Part of a data file:
------------

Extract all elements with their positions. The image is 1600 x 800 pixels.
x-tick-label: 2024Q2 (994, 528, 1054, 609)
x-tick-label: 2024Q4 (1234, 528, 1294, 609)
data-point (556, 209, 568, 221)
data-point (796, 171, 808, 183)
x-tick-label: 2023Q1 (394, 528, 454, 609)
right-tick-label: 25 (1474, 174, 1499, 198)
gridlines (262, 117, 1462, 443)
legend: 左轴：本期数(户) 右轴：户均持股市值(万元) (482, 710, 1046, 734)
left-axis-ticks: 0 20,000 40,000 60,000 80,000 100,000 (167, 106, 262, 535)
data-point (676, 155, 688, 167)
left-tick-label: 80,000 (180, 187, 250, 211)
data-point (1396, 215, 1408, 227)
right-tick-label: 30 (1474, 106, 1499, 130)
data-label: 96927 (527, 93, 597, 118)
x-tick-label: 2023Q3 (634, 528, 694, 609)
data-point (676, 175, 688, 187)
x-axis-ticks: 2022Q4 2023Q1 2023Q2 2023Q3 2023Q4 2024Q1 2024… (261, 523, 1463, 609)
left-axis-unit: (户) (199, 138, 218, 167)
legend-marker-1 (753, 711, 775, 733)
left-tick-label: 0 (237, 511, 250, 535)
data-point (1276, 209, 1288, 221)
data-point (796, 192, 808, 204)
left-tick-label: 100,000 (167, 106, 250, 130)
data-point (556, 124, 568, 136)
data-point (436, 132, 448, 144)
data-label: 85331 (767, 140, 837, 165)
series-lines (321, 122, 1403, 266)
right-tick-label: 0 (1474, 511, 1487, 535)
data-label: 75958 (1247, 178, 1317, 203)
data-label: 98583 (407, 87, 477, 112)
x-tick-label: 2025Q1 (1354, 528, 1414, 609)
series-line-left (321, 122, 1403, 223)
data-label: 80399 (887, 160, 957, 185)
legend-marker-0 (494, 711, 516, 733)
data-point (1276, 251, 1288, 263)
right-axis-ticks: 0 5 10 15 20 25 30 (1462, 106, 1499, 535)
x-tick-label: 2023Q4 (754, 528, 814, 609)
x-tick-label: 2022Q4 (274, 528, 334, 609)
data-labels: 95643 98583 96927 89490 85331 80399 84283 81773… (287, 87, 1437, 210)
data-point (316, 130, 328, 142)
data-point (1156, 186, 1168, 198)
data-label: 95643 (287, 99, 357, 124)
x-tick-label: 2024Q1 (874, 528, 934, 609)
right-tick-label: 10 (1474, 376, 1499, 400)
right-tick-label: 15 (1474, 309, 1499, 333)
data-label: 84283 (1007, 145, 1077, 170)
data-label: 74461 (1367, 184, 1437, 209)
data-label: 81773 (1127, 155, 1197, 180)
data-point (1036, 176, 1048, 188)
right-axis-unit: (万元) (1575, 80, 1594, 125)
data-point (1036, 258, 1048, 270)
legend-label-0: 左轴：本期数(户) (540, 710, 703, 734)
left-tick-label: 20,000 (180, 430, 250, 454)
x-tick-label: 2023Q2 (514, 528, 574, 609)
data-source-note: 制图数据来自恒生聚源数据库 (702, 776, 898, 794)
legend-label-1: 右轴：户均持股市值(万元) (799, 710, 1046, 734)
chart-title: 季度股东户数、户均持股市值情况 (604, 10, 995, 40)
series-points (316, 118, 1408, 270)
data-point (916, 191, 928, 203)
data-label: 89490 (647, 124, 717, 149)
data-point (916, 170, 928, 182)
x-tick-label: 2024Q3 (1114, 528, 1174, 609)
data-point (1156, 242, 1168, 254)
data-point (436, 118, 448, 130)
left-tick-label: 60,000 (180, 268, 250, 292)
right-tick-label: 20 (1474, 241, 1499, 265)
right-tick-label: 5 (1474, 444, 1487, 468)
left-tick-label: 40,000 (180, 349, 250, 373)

------------

§ WHAT TO WORK ON
Can you repeat verbatim the data from its start through the line containing "data-point (676, 175, 688, 187)"?

§ EXERCISE RESPONSE
Extract all elements with their positions. The image is 1600 x 800 pixels.
x-tick-label: 2024Q2 (994, 528, 1054, 609)
x-tick-label: 2024Q4 (1234, 528, 1294, 609)
data-point (556, 209, 568, 221)
data-point (796, 171, 808, 183)
x-tick-label: 2023Q1 (394, 528, 454, 609)
right-tick-label: 25 (1474, 174, 1499, 198)
gridlines (262, 117, 1462, 443)
legend: 左轴：本期数(户) 右轴：户均持股市值(万元) (482, 710, 1046, 734)
left-axis-ticks: 0 20,000 40,000 60,000 80,000 100,000 (167, 106, 262, 535)
data-point (676, 155, 688, 167)
left-tick-label: 80,000 (180, 187, 250, 211)
data-point (1396, 215, 1408, 227)
right-tick-label: 30 (1474, 106, 1499, 130)
data-label: 96927 (527, 93, 597, 118)
x-tick-label: 2023Q3 (634, 528, 694, 609)
data-point (676, 175, 688, 187)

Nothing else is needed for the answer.